Where the word "Episode" occurs in a line, return that line.

(Data tied to figure images)
* * * * * * * * *
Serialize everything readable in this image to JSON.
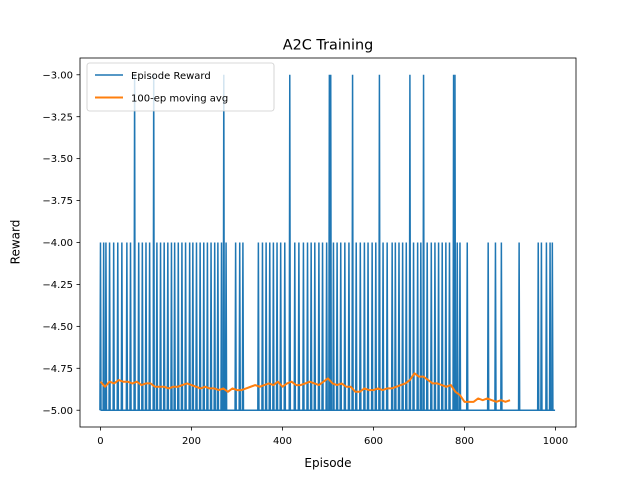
{
  "chart_data": {
    "type": "line",
    "title": "A2C Training",
    "xlabel": "Episode",
    "ylabel": "Reward",
    "xlim": [
      -45,
      1045
    ],
    "ylim": [
      -5.1,
      -2.9
    ],
    "x_ticks": [
      0,
      200,
      400,
      600,
      800,
      1000
    ],
    "x_tick_labels": [
      "0",
      "200",
      "400",
      "600",
      "800",
      "1000"
    ],
    "y_ticks": [
      -3.0,
      -3.25,
      -3.5,
      -3.75,
      -4.0,
      -4.25,
      -4.5,
      -4.75,
      -5.0
    ],
    "y_tick_labels": [
      "−3.00",
      "−3.25",
      "−3.50",
      "−3.75",
      "−4.00",
      "−4.25",
      "−4.50",
      "−4.75",
      "−5.00"
    ],
    "grid": false,
    "legend_position": "top-left",
    "series": [
      {
        "name": "Episode Reward",
        "color": "#1f77b4",
        "baseline": -5.0,
        "spikes": [
          {
            "x": 0,
            "y": -4.0
          },
          {
            "x": 7,
            "y": -4.0
          },
          {
            "x": 12,
            "y": -4.0
          },
          {
            "x": 20,
            "y": -4.0
          },
          {
            "x": 29,
            "y": -4.0
          },
          {
            "x": 38,
            "y": -4.0
          },
          {
            "x": 47,
            "y": -4.0
          },
          {
            "x": 58,
            "y": -4.0
          },
          {
            "x": 66,
            "y": -4.0
          },
          {
            "x": 75,
            "y": -3.0
          },
          {
            "x": 84,
            "y": -4.0
          },
          {
            "x": 92,
            "y": -4.0
          },
          {
            "x": 100,
            "y": -4.0
          },
          {
            "x": 108,
            "y": -4.0
          },
          {
            "x": 117,
            "y": -3.0
          },
          {
            "x": 124,
            "y": -4.0
          },
          {
            "x": 132,
            "y": -4.0
          },
          {
            "x": 140,
            "y": -4.0
          },
          {
            "x": 148,
            "y": -4.0
          },
          {
            "x": 156,
            "y": -4.0
          },
          {
            "x": 163,
            "y": -4.0
          },
          {
            "x": 171,
            "y": -4.0
          },
          {
            "x": 179,
            "y": -4.0
          },
          {
            "x": 187,
            "y": -4.0
          },
          {
            "x": 196,
            "y": -4.0
          },
          {
            "x": 203,
            "y": -4.0
          },
          {
            "x": 211,
            "y": -4.0
          },
          {
            "x": 219,
            "y": -4.0
          },
          {
            "x": 227,
            "y": -4.0
          },
          {
            "x": 235,
            "y": -4.0
          },
          {
            "x": 243,
            "y": -4.0
          },
          {
            "x": 251,
            "y": -4.0
          },
          {
            "x": 258,
            "y": -4.0
          },
          {
            "x": 266,
            "y": -4.0
          },
          {
            "x": 271,
            "y": -3.0
          },
          {
            "x": 276,
            "y": -4.0
          },
          {
            "x": 297,
            "y": -4.0
          },
          {
            "x": 306,
            "y": -4.0
          },
          {
            "x": 313,
            "y": -4.0
          },
          {
            "x": 347,
            "y": -4.0
          },
          {
            "x": 356,
            "y": -4.0
          },
          {
            "x": 364,
            "y": -4.0
          },
          {
            "x": 372,
            "y": -4.0
          },
          {
            "x": 380,
            "y": -4.0
          },
          {
            "x": 388,
            "y": -4.0
          },
          {
            "x": 396,
            "y": -4.0
          },
          {
            "x": 405,
            "y": -4.0
          },
          {
            "x": 416,
            "y": -3.0
          },
          {
            "x": 427,
            "y": -4.0
          },
          {
            "x": 436,
            "y": -4.0
          },
          {
            "x": 446,
            "y": -4.0
          },
          {
            "x": 455,
            "y": -4.0
          },
          {
            "x": 463,
            "y": -4.0
          },
          {
            "x": 471,
            "y": -4.0
          },
          {
            "x": 480,
            "y": -4.0
          },
          {
            "x": 488,
            "y": -4.0
          },
          {
            "x": 497,
            "y": -4.0
          },
          {
            "x": 503,
            "y": -3.0
          },
          {
            "x": 506,
            "y": -3.0
          },
          {
            "x": 512,
            "y": -4.0
          },
          {
            "x": 520,
            "y": -4.0
          },
          {
            "x": 528,
            "y": -4.0
          },
          {
            "x": 537,
            "y": -4.0
          },
          {
            "x": 546,
            "y": -4.0
          },
          {
            "x": 554,
            "y": -3.0
          },
          {
            "x": 562,
            "y": -4.0
          },
          {
            "x": 571,
            "y": -4.0
          },
          {
            "x": 580,
            "y": -4.0
          },
          {
            "x": 588,
            "y": -4.0
          },
          {
            "x": 597,
            "y": -4.0
          },
          {
            "x": 605,
            "y": -4.0
          },
          {
            "x": 613,
            "y": -3.0
          },
          {
            "x": 621,
            "y": -4.0
          },
          {
            "x": 630,
            "y": -4.0
          },
          {
            "x": 641,
            "y": -4.0
          },
          {
            "x": 648,
            "y": -4.0
          },
          {
            "x": 656,
            "y": -4.0
          },
          {
            "x": 664,
            "y": -4.0
          },
          {
            "x": 672,
            "y": -4.0
          },
          {
            "x": 680,
            "y": -3.0
          },
          {
            "x": 688,
            "y": -4.0
          },
          {
            "x": 697,
            "y": -4.0
          },
          {
            "x": 704,
            "y": -4.0
          },
          {
            "x": 710,
            "y": -3.0
          },
          {
            "x": 718,
            "y": -4.0
          },
          {
            "x": 727,
            "y": -4.0
          },
          {
            "x": 735,
            "y": -4.0
          },
          {
            "x": 743,
            "y": -4.0
          },
          {
            "x": 751,
            "y": -4.0
          },
          {
            "x": 759,
            "y": -4.0
          },
          {
            "x": 767,
            "y": -4.0
          },
          {
            "x": 776,
            "y": -3.0
          },
          {
            "x": 779,
            "y": -3.0
          },
          {
            "x": 784,
            "y": -4.0
          },
          {
            "x": 790,
            "y": -4.0
          },
          {
            "x": 806,
            "y": -4.0
          },
          {
            "x": 852,
            "y": -4.0
          },
          {
            "x": 868,
            "y": -4.0
          },
          {
            "x": 881,
            "y": -4.0
          },
          {
            "x": 920,
            "y": -4.0
          },
          {
            "x": 962,
            "y": -4.0
          },
          {
            "x": 969,
            "y": -4.0
          },
          {
            "x": 980,
            "y": -4.0
          },
          {
            "x": 988,
            "y": -4.0
          },
          {
            "x": 993,
            "y": -4.0
          }
        ]
      },
      {
        "name": "100-ep moving avg",
        "color": "#ff7f0e",
        "x": [
          0,
          10,
          20,
          30,
          40,
          50,
          60,
          70,
          80,
          90,
          100,
          110,
          120,
          130,
          140,
          150,
          160,
          170,
          180,
          190,
          200,
          210,
          220,
          230,
          240,
          250,
          260,
          270,
          280,
          290,
          300,
          310,
          320,
          330,
          340,
          350,
          360,
          370,
          380,
          390,
          400,
          410,
          420,
          430,
          440,
          450,
          460,
          470,
          480,
          490,
          500,
          510,
          520,
          530,
          540,
          550,
          560,
          570,
          580,
          590,
          600,
          610,
          620,
          630,
          640,
          650,
          660,
          670,
          680,
          690,
          700,
          710,
          720,
          730,
          740,
          750,
          760,
          770,
          780,
          790,
          800,
          810,
          820,
          830,
          840,
          850,
          860,
          870,
          880,
          890,
          900
        ],
        "y": [
          -4.83,
          -4.86,
          -4.83,
          -4.84,
          -4.82,
          -4.83,
          -4.83,
          -4.84,
          -4.83,
          -4.85,
          -4.84,
          -4.84,
          -4.86,
          -4.86,
          -4.86,
          -4.87,
          -4.86,
          -4.86,
          -4.85,
          -4.84,
          -4.85,
          -4.86,
          -4.87,
          -4.86,
          -4.87,
          -4.87,
          -4.88,
          -4.87,
          -4.89,
          -4.87,
          -4.88,
          -4.88,
          -4.87,
          -4.86,
          -4.85,
          -4.86,
          -4.85,
          -4.84,
          -4.85,
          -4.83,
          -4.86,
          -4.84,
          -4.83,
          -4.85,
          -4.85,
          -4.84,
          -4.83,
          -4.84,
          -4.85,
          -4.83,
          -4.81,
          -4.84,
          -4.85,
          -4.84,
          -4.86,
          -4.86,
          -4.89,
          -4.89,
          -4.87,
          -4.88,
          -4.88,
          -4.87,
          -4.88,
          -4.87,
          -4.87,
          -4.86,
          -4.85,
          -4.84,
          -4.82,
          -4.78,
          -4.8,
          -4.8,
          -4.82,
          -4.84,
          -4.84,
          -4.85,
          -4.86,
          -4.85,
          -4.89,
          -4.91,
          -4.95,
          -4.95,
          -4.95,
          -4.93,
          -4.94,
          -4.93,
          -4.94,
          -4.95,
          -4.94,
          -4.95,
          -4.94
        ]
      }
    ]
  }
}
* * * * * * * * *
● Output of the exercise
    "xlabel": "Episode",
        "name": "Episode Reward",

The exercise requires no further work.